◆ GIVEN INFORMATION ◆
-- -- --

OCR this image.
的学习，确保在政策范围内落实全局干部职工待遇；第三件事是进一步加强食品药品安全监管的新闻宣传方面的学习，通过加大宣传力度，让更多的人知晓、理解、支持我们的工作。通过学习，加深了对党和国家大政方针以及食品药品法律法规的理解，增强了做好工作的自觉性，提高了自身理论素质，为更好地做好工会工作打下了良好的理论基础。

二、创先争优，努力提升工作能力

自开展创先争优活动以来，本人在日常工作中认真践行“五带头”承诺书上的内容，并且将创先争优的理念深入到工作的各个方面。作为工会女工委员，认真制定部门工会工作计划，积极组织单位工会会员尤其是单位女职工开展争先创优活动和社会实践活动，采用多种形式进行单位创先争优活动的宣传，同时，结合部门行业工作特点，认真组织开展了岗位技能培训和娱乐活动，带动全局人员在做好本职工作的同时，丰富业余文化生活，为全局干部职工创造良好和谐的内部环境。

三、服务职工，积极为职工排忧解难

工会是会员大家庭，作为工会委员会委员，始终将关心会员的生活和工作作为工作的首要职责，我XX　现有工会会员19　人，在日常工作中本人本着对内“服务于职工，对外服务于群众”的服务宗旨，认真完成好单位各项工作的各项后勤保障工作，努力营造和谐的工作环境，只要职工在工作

-- -- --

◆ SET PROBLEM ◆
Write down all the entries again without a single difference.

◆ RESULT OF THE TASK ◆
OCR this image.
的学习，确保在政策范围内落实全局干部职工待遇；第三件事是进一步加强食品药品安全监管的新闻宣传方面的学习，通过加大宣传力度，让更多的人知晓、理解、支持我们的工作。通过学习，加深了对党和国家大政方针以及食品药品法律法规的理解，增强了做好工作的自觉性，提高了自身理论素质，为更好地做好工会工作打下了良好的理论基础。

二、创先争优，努力提升工作能力

自开展创先争优活动以来，本人在日常工作中认真践行“五带头”承诺书上的内容，并且将创先争优的理念深入到工作的各个方面。作为工会女工委员，认真制定部门工会工作计划，积极组织单位工会会员尤其是单位女职工开展争先创优活动和社会实践活动，采用多种形式进行单位创先争优活动的宣传，同时，结合部门行业工作特点，认真组织开展了岗位技能培训和娱乐活动，带动全局人员在做好本职工作的同时，丰富业余文化生活，为全局干部职工创造良好和谐的内部环境。

三、服务职工，积极为职工排忧解难

工会是会员大家庭，作为工会委员会委员，始终将关心会员的生活和工作作为工作的首要职责，我XX　现有工会会员19　人，在日常工作中本人本着对内“服务于职工，对外服务于群众”的服务宗旨，认真完成好单位各项工作的各项后勤保障工作，努力营造和谐的工作环境，只要职工在工作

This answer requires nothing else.